Required work -
Give the listing again exactly, omitting its images.

Supplied data -
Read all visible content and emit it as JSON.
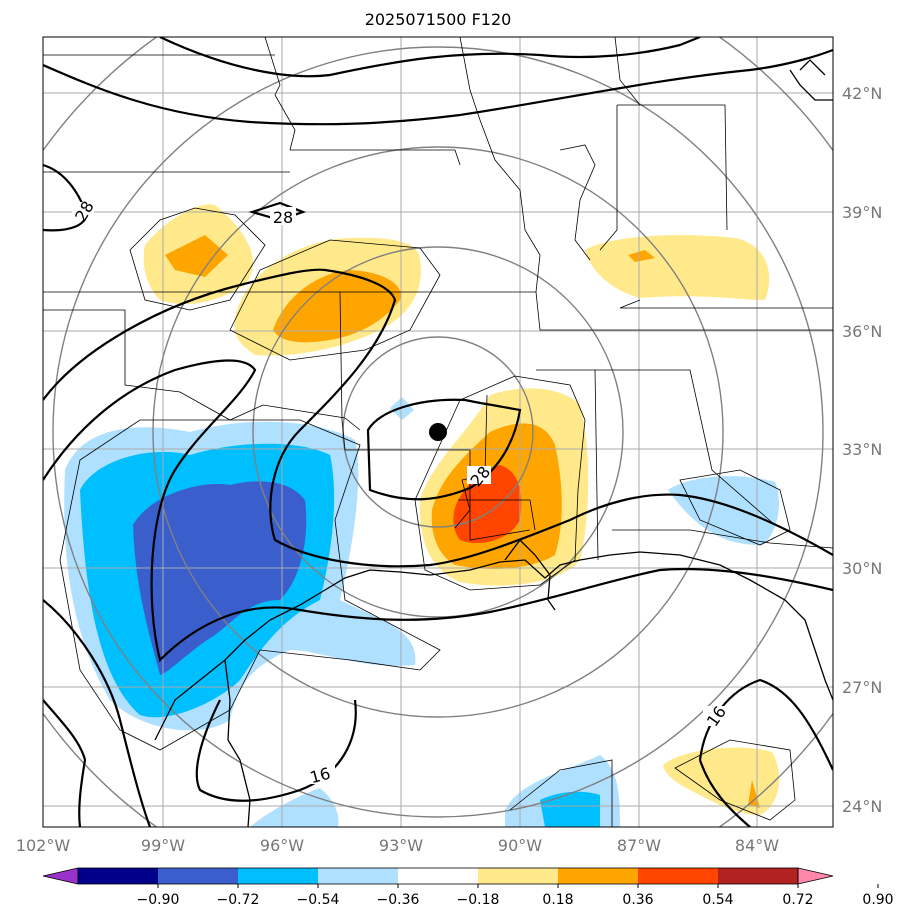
{
  "title": "2025071500 F120",
  "lat_labels": [
    "42°N",
    "39°N",
    "36°N",
    "33°N",
    "30°N",
    "27°N",
    "24°N"
  ],
  "lon_labels": [
    "102°W",
    "99°W",
    "96°W",
    "93°W",
    "90°W",
    "87°W",
    "84°W"
  ],
  "contour_labels": [
    "28",
    "28",
    "28",
    "16",
    "16"
  ],
  "colorbar": {
    "ticks": [
      "−0.90",
      "−0.72",
      "−0.54",
      "−0.36",
      "−0.18",
      "0.18",
      "0.36",
      "0.54",
      "0.72",
      "0.90"
    ],
    "colors": [
      "#9932cc",
      "#00008b",
      "#3a5fcd",
      "#00bfff",
      "#b0e0ff",
      "#ffffff",
      "#ffe98a",
      "#ffa500",
      "#ff4500",
      "#b22222",
      "#ff88aa"
    ]
  },
  "fill_colors": {
    "neg_light": "#b0e0ff",
    "neg_mid": "#00bfff",
    "neg_dark": "#3a5fcd",
    "pos_light": "#ffe98a",
    "pos_mid": "#ffa500",
    "pos_dark": "#ff4500"
  },
  "center_marker": "black-dot"
}
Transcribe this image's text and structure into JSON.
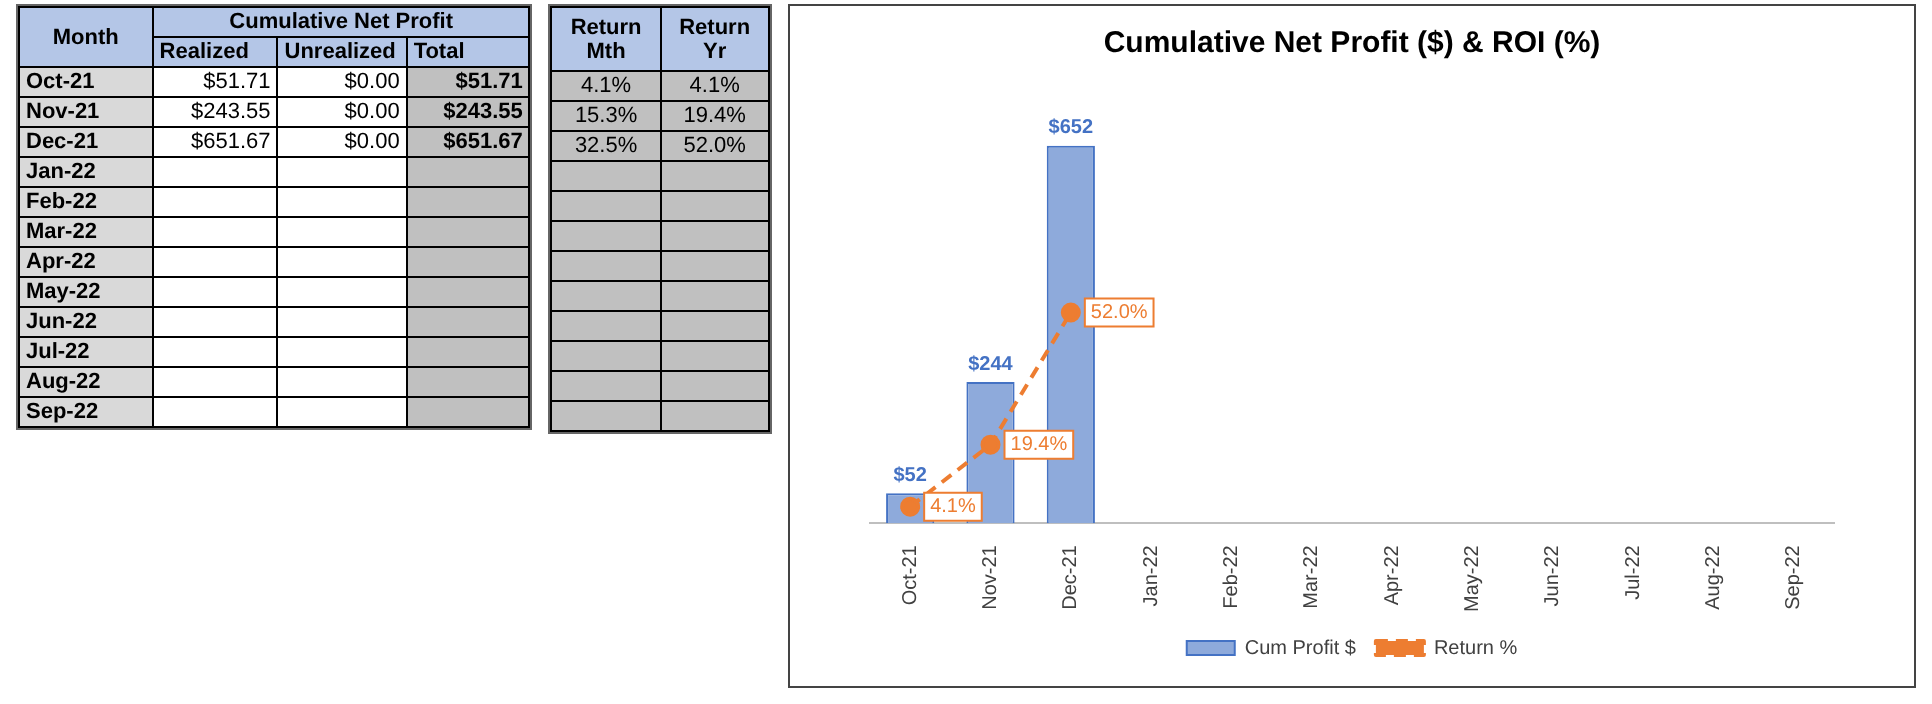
{
  "chart_data": [
    {
      "type": "other",
      "title": "Cumulative Net Profit",
      "ylabel": "Month",
      "categories": [
        "Realized",
        "Unrealized",
        "Total"
      ],
      "y_categories": [
        "Oct-21",
        "Nov-21",
        "Dec-21",
        "Jan-22",
        "Feb-22",
        "Mar-22",
        "Apr-22",
        "May-22",
        "Jun-22",
        "Jul-22",
        "Aug-22",
        "Sep-22"
      ],
      "cell_labels": [
        [
          "$51.71",
          "$0.00",
          "$51.71"
        ],
        [
          "$243.55",
          "$0.00",
          "$243.55"
        ],
        [
          "$651.67",
          "$0.00",
          "$651.67"
        ],
        [
          null,
          null,
          null
        ],
        [
          null,
          null,
          null
        ],
        [
          null,
          null,
          null
        ],
        [
          null,
          null,
          null
        ],
        [
          null,
          null,
          null
        ],
        [
          null,
          null,
          null
        ],
        [
          null,
          null,
          null
        ],
        [
          null,
          null,
          null
        ],
        [
          null,
          null,
          null
        ]
      ]
    },
    {
      "type": "other",
      "categories": [
        "Return Mth",
        "Return Yr"
      ],
      "cell_labels": [
        [
          "4.1%",
          "4.1%"
        ],
        [
          "15.3%",
          "19.4%"
        ],
        [
          "32.5%",
          "52.0%"
        ],
        [
          null,
          null
        ],
        [
          null,
          null
        ],
        [
          null,
          null
        ],
        [
          null,
          null
        ],
        [
          null,
          null
        ],
        [
          null,
          null
        ],
        [
          null,
          null
        ],
        [
          null,
          null
        ],
        [
          null,
          null
        ]
      ]
    },
    {
      "type": "bar",
      "title": "Cumulative Net Profit ($) & ROI (%)",
      "categories": [
        "Oct-21",
        "Nov-21",
        "Dec-21",
        "Jan-22",
        "Feb-22",
        "Mar-22",
        "Apr-22",
        "May-22",
        "Jun-22",
        "Jul-22",
        "Aug-22",
        "Sep-22"
      ],
      "legend": "bottom",
      "tick_labels": "x",
      "series": [
        {
          "name": "Cum Profit $",
          "color": "#8eaadb",
          "values": [
            52,
            244,
            652,
            null,
            null,
            null,
            null,
            null,
            null,
            null,
            null,
            null
          ],
          "value_labels": [
            "$52",
            "$244",
            "$652",
            null,
            null,
            null,
            null,
            null,
            null,
            null,
            null,
            null
          ]
        },
        {
          "name": "Return %",
          "type": "line",
          "axis": "y2",
          "color": "#ed7d31",
          "line_style": "dashed",
          "marker": "circle",
          "values": [
            4.1,
            19.4,
            52.0,
            null,
            null,
            null,
            null,
            null,
            null,
            null,
            null,
            null
          ],
          "value_labels": [
            "4.1%",
            "19.4%",
            "52.0%",
            null,
            null,
            null,
            null,
            null,
            null,
            null,
            null,
            null
          ]
        }
      ]
    }
  ]
}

Worked answer -
Read all visible content and emit it as JSON.
{
  "title": "2025071500 F120",
  "lat_labels": [
    "42°N",
    "39°N",
    "36°N",
    "33°N",
    "30°N",
    "27°N",
    "24°N"
  ],
  "lon_labels": [
    "102°W",
    "99°W",
    "96°W",
    "93°W",
    "90°W",
    "87°W",
    "84°W"
  ],
  "contour_labels": [
    "28",
    "28",
    "28",
    "16",
    "16"
  ],
  "colorbar": {
    "ticks": [
      "−0.90",
      "−0.72",
      "−0.54",
      "−0.36",
      "−0.18",
      "0.18",
      "0.36",
      "0.54",
      "0.72",
      "0.90"
    ],
    "colors": [
      "#9932cc",
      "#00008b",
      "#3a5fcd",
      "#00bfff",
      "#b0e0ff",
      "#ffffff",
      "#ffe98a",
      "#ffa500",
      "#ff4500",
      "#b22222",
      "#ff88aa"
    ]
  },
  "fill_colors": {
    "neg_light": "#b0e0ff",
    "neg_mid": "#00bfff",
    "neg_dark": "#3a5fcd",
    "pos_light": "#ffe98a",
    "pos_mid": "#ffa500",
    "pos_dark": "#ff4500"
  },
  "center_marker": "black-dot"
}
Transcribe this image's text and structure into JSON.
{
  "chart_data": [
    {
      "type": "other",
      "title": "Cumulative Net Profit",
      "ylabel": "Month",
      "categories": [
        "Realized",
        "Unrealized",
        "Total"
      ],
      "y_categories": [
        "Oct-21",
        "Nov-21",
        "Dec-21",
        "Jan-22",
        "Feb-22",
        "Mar-22",
        "Apr-22",
        "May-22",
        "Jun-22",
        "Jul-22",
        "Aug-22",
        "Sep-22"
      ],
      "cell_labels": [
        [
          "$51.71",
          "$0.00",
          "$51.71"
        ],
        [
          "$243.55",
          "$0.00",
          "$243.55"
        ],
        [
          "$651.67",
          "$0.00",
          "$651.67"
        ],
        [
          null,
          null,
          null
        ],
        [
          null,
          null,
          null
        ],
        [
          null,
          null,
          null
        ],
        [
          null,
          null,
          null
        ],
        [
          null,
          null,
          null
        ],
        [
          null,
          null,
          null
        ],
        [
          null,
          null,
          null
        ],
        [
          null,
          null,
          null
        ],
        [
          null,
          null,
          null
        ]
      ]
    },
    {
      "type": "other",
      "categories": [
        "Return Mth",
        "Return Yr"
      ],
      "cell_labels": [
        [
          "4.1%",
          "4.1%"
        ],
        [
          "15.3%",
          "19.4%"
        ],
        [
          "32.5%",
          "52.0%"
        ],
        [
          null,
          null
        ],
        [
          null,
          null
        ],
        [
          null,
          null
        ],
        [
          null,
          null
        ],
        [
          null,
          null
        ],
        [
          null,
          null
        ],
        [
          null,
          null
        ],
        [
          null,
          null
        ],
        [
          null,
          null
        ]
      ]
    },
    {
      "type": "bar",
      "title": "Cumulative Net Profit ($) & ROI (%)",
      "categories": [
        "Oct-21",
        "Nov-21",
        "Dec-21",
        "Jan-22",
        "Feb-22",
        "Mar-22",
        "Apr-22",
        "May-22",
        "Jun-22",
        "Jul-22",
        "Aug-22",
        "Sep-22"
      ],
      "legend": "bottom",
      "tick_labels": "x",
      "series": [
        {
          "name": "Cum Profit $",
          "color": "#8eaadb",
          "values": [
            52,
            244,
            652,
            null,
            null,
            null,
            null,
            null,
            null,
            null,
            null,
            null
          ],
          "value_labels": [
            "$52",
            "$244",
            "$652",
            null,
            null,
            null,
            null,
            null,
            null,
            null,
            null,
            null
          ]
        },
        {
          "name": "Return %",
          "type": "line",
          "axis": "y2",
          "color": "#ed7d31",
          "line_style": "dashed",
          "marker": "circle",
          "values": [
            4.1,
            19.4,
            52.0,
            null,
            null,
            null,
            null,
            null,
            null,
            null,
            null,
            null
          ],
          "value_labels": [
            "4.1%",
            "19.4%",
            "52.0%",
            null,
            null,
            null,
            null,
            null,
            null,
            null,
            null,
            null
          ]
        }
      ]
    }
  ]
}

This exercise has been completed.